What to produce:
Copy out the complete listing, word for word.

═══ Recorded data ═══

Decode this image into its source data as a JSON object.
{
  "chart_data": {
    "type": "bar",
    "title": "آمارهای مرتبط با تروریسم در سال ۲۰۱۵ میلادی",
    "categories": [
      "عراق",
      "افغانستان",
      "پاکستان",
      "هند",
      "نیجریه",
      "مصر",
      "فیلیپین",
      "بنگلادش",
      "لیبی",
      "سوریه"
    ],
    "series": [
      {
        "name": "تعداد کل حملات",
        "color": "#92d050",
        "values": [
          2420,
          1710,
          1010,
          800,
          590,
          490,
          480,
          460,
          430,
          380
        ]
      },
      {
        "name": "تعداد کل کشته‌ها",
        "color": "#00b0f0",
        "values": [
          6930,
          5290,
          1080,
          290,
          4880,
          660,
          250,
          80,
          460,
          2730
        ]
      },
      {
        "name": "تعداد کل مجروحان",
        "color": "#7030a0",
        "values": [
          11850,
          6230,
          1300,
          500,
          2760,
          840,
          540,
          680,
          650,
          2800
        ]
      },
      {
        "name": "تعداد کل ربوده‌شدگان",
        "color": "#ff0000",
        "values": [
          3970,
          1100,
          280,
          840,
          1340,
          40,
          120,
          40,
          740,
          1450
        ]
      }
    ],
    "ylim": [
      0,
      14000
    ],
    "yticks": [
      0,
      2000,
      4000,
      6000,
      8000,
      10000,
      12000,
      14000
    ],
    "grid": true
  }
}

═══

Task solution:
Decode this image into its source data as a JSON object.
{
  "chart_data": {
    "type": "bar",
    "title": "آمارهای مرتبط با تروریسم در سال ۲۰۱۵ میلادی",
    "categories": [
      "عراق",
      "افغانستان",
      "پاکستان",
      "هند",
      "نیجریه",
      "مصر",
      "فیلیپین",
      "بنگلادش",
      "لیبی",
      "سوریه"
    ],
    "series": [
      {
        "name": "تعداد کل حملات",
        "color": "#92d050",
        "values": [
          2420,
          1710,
          1010,
          800,
          590,
          490,
          480,
          460,
          430,
          380
        ]
      },
      {
        "name": "تعداد کل کشته‌ها",
        "color": "#00b0f0",
        "values": [
          6930,
          5290,
          1080,
          290,
          4880,
          660,
          250,
          80,
          460,
          2730
        ]
      },
      {
        "name": "تعداد کل مجروحان",
        "color": "#7030a0",
        "values": [
          11850,
          6230,
          1300,
          500,
          2760,
          840,
          540,
          680,
          650,
          2800
        ]
      },
      {
        "name": "تعداد کل ربوده‌شدگان",
        "color": "#ff0000",
        "values": [
          3970,
          1100,
          280,
          840,
          1340,
          40,
          120,
          40,
          740,
          1450
        ]
      }
    ],
    "ylim": [
      0,
      14000
    ],
    "yticks": [
      0,
      2000,
      4000,
      6000,
      8000,
      10000,
      12000,
      14000
    ],
    "grid": true
  }
}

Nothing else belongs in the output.